Print the whole listing exactly.
[START OF Supplied data]
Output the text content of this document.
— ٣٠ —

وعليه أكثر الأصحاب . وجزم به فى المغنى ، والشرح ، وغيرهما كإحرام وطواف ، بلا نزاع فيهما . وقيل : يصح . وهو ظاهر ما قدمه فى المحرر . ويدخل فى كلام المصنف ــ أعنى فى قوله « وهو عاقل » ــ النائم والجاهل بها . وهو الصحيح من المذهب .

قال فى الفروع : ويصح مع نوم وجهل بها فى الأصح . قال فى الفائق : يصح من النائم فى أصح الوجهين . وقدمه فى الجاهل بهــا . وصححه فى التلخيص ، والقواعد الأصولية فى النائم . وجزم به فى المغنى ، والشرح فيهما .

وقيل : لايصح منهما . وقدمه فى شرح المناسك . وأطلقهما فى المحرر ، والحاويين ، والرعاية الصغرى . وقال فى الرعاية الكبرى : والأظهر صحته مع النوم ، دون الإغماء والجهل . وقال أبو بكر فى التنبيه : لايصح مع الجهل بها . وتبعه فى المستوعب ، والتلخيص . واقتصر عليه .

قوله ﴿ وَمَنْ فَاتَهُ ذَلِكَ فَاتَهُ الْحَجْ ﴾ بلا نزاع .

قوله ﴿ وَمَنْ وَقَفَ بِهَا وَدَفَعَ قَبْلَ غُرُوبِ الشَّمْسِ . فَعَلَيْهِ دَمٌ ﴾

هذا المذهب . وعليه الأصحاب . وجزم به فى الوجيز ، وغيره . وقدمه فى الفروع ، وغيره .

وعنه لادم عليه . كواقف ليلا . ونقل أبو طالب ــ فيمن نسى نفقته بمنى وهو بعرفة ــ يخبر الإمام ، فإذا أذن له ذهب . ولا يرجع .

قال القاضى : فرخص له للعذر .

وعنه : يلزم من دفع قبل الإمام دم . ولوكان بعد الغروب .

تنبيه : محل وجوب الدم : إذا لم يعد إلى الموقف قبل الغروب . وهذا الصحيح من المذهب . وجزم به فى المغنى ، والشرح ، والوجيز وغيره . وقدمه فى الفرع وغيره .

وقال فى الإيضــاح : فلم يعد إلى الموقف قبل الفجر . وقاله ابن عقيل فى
[END OF Supplied data]
**Response below**.
Output the text content of this document.
— ٣٠ —

وعليه أكثر الأصحاب . وجزم به فى المغنى ، والشرح ، وغيرهما كإحرام وطواف ، بلا نزاع فيهما . وقيل : يصح . وهو ظاهر ما قدمه فى المحرر . ويدخل فى كلام المصنف ــ أعنى فى قوله « وهو عاقل » ــ النائم والجاهل بها . وهو الصحيح من المذهب .

قال فى الفروع : ويصح مع نوم وجهل بها فى الأصح . قال فى الفائق : يصح من النائم فى أصح الوجهين . وقدمه فى الجاهل بهــا . وصححه فى التلخيص ، والقواعد الأصولية فى النائم . وجزم به فى المغنى ، والشرح فيهما .

وقيل : لايصح منهما . وقدمه فى شرح المناسك . وأطلقهما فى المحرر ، والحاويين ، والرعاية الصغرى . وقال فى الرعاية الكبرى : والأظهر صحته مع النوم ، دون الإغماء والجهل . وقال أبو بكر فى التنبيه : لايصح مع الجهل بها . وتبعه فى المستوعب ، والتلخيص . واقتصر عليه .

قوله ﴿ وَمَنْ فَاتَهُ ذَلِكَ فَاتَهُ الْحَجْ ﴾ بلا نزاع .

قوله ﴿ وَمَنْ وَقَفَ بِهَا وَدَفَعَ قَبْلَ غُرُوبِ الشَّمْسِ . فَعَلَيْهِ دَمٌ ﴾

هذا المذهب . وعليه الأصحاب . وجزم به فى الوجيز ، وغيره . وقدمه فى الفروع ، وغيره .

وعنه لادم عليه . كواقف ليلا . ونقل أبو طالب ــ فيمن نسى نفقته بمنى وهو بعرفة ــ يخبر الإمام ، فإذا أذن له ذهب . ولا يرجع .

قال القاضى : فرخص له للعذر .

وعنه : يلزم من دفع قبل الإمام دم . ولوكان بعد الغروب .

تنبيه : محل وجوب الدم : إذا لم يعد إلى الموقف قبل الغروب . وهذا الصحيح من المذهب . وجزم به فى المغنى ، والشرح ، والوجيز وغيره . وقدمه فى الفرع وغيره .

وقال فى الإيضــاح : فلم يعد إلى الموقف قبل الفجر . وقاله ابن عقيل فى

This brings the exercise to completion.